PROVIDED PASSAGE section start

Sure, you’ve heard of storm chasers.
That’s just not much of an option for Southern California photographers, really. Last year, however, when a red tide’s bacteria lit up the coastline from Ventura to Baja in electric blue light, a bioluminescence chaser was born.
Patrick Coyne, a photographer and videographer from Torrance, caught the bug — bad — last year. It hit just as the pandemic shut everything else down, so he spent weeks traveling up and down the coast with his “adventure buddy” Mark Girardeau, eventually capturing now-iconic images of dolphins playing in the fluorescent-blue waves. He ended the season, as it were, in San Diego in May, shooting video and stills of the Scripps Pier bathed along its 1,00-plus foot length in a beautiful glow from the waves and pier’s sodium light. Blue and orange, folks — that’s just Color Wheel 101.
A Southern California photographer who chases the glowing blue bioluminescent waves made the most of it recently shooting video of his friend’s dog, Balto.
So it’s no surprise, really, that Coyne was back out the last month or so, shooting the Day-Glo waves breaking in Orange County.
“Me and my friend Mark chased it for about a month [last year], the bioluminescence, all along the coast, everywhere from Hermosa, Manhattan, down to San Diego, so, you know, it was a lot of fun,” Coyne told NBC 7 on Thursday. “It left and we missed it, so this year, it randomly popped up again, so, of course, we went out and filmed it and had a good time and then that lasted about five days and it went away. Well, a month later, [it returned].”
A local scientist who monitors SoCal piers weekly told NBC 7 that San Diego has had some appearances by the glowing bacteria this year, but not like it’s been up north.
“Newport Beach Pier has had a high abundance of the bioluminescent Lingulodinium polyedra for the last two to three months,” Clarissa Anderson, the executive director of Southern California Coastal Ocean Observing System (SCCOOS), wrote in an email on Thursday. “Scripps Pier too — just a little more sporadic.”
It looks pretty but it sure can stink. NBC 7’s Omari Fleming explains why.
Coyne might have painted his luminescent masterpiece the night of April 17, though, when he met up with Girardeau, who brought along his husky, Balto. Acting on a tip, the trio hit Venice Beach first, but moved on to Newport Beach, where Balto took a star turn in the harbor.
“I wanted to try something a little bit different….’What’s next? What would be cool to see, like, the water being agitated and glowing blue?’ ” Coyne said. “And our buddy had his dog, and his dog is named Balto, and I asked Mark, I asked him, ‘Mark, can Balto swim?’ And he was like, ‘Yeah, Balto can swim.’ I was like, ‘Let’s see if he’ll swim in the bioluminescence.’ So we took him out and he was enjoying it.”
Balto, of course, is named for the sled dog whose adventures were recounted in a ’70s children’s book of the same name. Seeing Balto serenely swimming to shore in Newport Harbor, glowing blue, is truly something to behold, a worthy update to his namesake’s exploits.
Bioluminescence created a brilliant, neon blue glow in Encinitas.
So how can locals catch this year’s blue wave? Coyne said it won’t be easy.
“The hard thing about bioluminescence is there’s no date,” Coyne said. “There’s no time, there’s no right or wrong answer when it happens or when it will happen or how good it will be.”

PROVIDED PASSAGE section end
PROVIDED INFORMATION section start

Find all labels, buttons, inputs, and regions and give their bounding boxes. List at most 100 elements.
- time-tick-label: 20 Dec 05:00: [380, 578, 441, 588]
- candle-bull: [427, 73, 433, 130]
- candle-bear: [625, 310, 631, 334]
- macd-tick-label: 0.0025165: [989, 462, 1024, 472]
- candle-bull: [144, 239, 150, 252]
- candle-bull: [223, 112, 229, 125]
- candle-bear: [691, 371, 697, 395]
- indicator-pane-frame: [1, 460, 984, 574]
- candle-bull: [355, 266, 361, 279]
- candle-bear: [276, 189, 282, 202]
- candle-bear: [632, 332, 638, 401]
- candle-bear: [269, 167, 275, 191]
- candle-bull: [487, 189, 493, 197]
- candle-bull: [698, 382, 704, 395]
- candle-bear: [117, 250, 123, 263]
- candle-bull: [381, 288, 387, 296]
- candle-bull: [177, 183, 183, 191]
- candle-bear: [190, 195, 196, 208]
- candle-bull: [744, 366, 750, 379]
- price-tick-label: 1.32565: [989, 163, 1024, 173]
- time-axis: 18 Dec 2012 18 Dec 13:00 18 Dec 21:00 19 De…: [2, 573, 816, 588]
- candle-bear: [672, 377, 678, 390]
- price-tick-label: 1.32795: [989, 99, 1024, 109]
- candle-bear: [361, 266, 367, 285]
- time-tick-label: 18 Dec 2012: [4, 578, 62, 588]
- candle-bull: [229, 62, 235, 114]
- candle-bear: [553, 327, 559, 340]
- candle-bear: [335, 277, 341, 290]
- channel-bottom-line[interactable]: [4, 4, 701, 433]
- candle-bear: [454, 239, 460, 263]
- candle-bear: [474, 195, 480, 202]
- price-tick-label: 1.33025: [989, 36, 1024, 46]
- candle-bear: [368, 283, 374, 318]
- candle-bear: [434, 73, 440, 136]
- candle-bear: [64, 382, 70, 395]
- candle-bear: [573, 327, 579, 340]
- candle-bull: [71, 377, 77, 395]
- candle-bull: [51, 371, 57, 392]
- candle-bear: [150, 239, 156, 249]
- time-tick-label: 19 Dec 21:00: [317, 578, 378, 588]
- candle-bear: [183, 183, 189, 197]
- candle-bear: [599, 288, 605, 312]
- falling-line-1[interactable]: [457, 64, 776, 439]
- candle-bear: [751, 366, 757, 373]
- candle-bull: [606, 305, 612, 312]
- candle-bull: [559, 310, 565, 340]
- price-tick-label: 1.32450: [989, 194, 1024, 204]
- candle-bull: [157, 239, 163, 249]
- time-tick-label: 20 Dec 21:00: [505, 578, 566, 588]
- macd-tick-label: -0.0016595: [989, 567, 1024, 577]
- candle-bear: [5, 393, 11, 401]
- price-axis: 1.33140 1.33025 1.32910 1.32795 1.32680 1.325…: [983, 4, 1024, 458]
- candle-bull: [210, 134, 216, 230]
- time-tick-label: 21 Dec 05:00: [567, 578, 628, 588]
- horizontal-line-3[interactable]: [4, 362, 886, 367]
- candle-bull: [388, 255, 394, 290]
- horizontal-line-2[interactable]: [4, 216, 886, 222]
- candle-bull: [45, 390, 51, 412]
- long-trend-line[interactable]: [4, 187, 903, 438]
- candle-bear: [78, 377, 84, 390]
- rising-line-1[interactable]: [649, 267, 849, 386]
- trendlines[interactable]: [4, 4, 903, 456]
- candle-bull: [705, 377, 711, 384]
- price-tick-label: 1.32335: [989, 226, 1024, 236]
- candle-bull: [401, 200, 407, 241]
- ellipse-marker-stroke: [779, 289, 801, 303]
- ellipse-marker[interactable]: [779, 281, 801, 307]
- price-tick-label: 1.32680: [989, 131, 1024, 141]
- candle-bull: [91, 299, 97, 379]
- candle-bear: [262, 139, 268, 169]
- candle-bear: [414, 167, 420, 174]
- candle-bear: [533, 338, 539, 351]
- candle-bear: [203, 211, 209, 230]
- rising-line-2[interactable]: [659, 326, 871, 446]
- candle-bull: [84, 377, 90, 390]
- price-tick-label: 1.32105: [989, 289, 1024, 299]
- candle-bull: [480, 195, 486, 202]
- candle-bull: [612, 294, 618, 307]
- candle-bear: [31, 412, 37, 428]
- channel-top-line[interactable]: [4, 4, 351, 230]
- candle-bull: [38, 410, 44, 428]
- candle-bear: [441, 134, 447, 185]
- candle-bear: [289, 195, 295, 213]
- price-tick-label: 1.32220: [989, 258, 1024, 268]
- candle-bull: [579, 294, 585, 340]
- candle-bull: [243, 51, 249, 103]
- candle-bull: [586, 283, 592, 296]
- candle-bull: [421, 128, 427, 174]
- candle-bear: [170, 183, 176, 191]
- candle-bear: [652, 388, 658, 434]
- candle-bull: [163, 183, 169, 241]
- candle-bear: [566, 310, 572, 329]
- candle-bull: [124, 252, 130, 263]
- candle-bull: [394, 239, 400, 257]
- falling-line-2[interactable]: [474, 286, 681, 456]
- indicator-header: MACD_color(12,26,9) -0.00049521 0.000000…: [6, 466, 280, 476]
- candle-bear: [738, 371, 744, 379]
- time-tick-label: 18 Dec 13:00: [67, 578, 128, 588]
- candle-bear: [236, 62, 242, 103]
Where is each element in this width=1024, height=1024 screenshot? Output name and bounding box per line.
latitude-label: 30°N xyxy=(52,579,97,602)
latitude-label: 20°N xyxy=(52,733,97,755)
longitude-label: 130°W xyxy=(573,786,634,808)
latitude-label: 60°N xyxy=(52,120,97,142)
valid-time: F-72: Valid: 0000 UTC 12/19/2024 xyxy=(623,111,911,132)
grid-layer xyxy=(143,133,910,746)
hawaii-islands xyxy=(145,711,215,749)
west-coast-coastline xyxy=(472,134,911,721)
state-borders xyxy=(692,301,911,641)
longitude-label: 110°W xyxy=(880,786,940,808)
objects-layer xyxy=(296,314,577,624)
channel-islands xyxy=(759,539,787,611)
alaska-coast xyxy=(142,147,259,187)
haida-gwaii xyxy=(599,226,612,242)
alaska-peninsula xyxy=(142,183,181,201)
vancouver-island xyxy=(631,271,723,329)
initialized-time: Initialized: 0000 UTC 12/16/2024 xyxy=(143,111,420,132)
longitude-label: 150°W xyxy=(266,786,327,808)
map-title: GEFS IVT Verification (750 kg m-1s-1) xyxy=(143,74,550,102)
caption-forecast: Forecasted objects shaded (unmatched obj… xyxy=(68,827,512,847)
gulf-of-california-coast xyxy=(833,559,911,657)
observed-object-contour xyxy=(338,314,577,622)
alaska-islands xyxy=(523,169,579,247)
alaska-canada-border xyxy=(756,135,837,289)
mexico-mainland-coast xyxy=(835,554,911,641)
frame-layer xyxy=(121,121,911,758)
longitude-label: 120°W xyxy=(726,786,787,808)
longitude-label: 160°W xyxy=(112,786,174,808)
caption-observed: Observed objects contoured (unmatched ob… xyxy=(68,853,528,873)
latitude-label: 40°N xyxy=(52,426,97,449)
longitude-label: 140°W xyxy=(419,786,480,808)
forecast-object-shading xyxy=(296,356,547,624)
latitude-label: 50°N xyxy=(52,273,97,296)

PROVIDED INFORMATION section end

According to the bioluminescence article, why does Coyne say it won't be easy for locals to catch this year's blue wave? Answer in one to three sentences.

**RESPONSE TO THE TASK:** He says bioluminescence has no set date or time. There's no way to know when it will show up or how good it will be.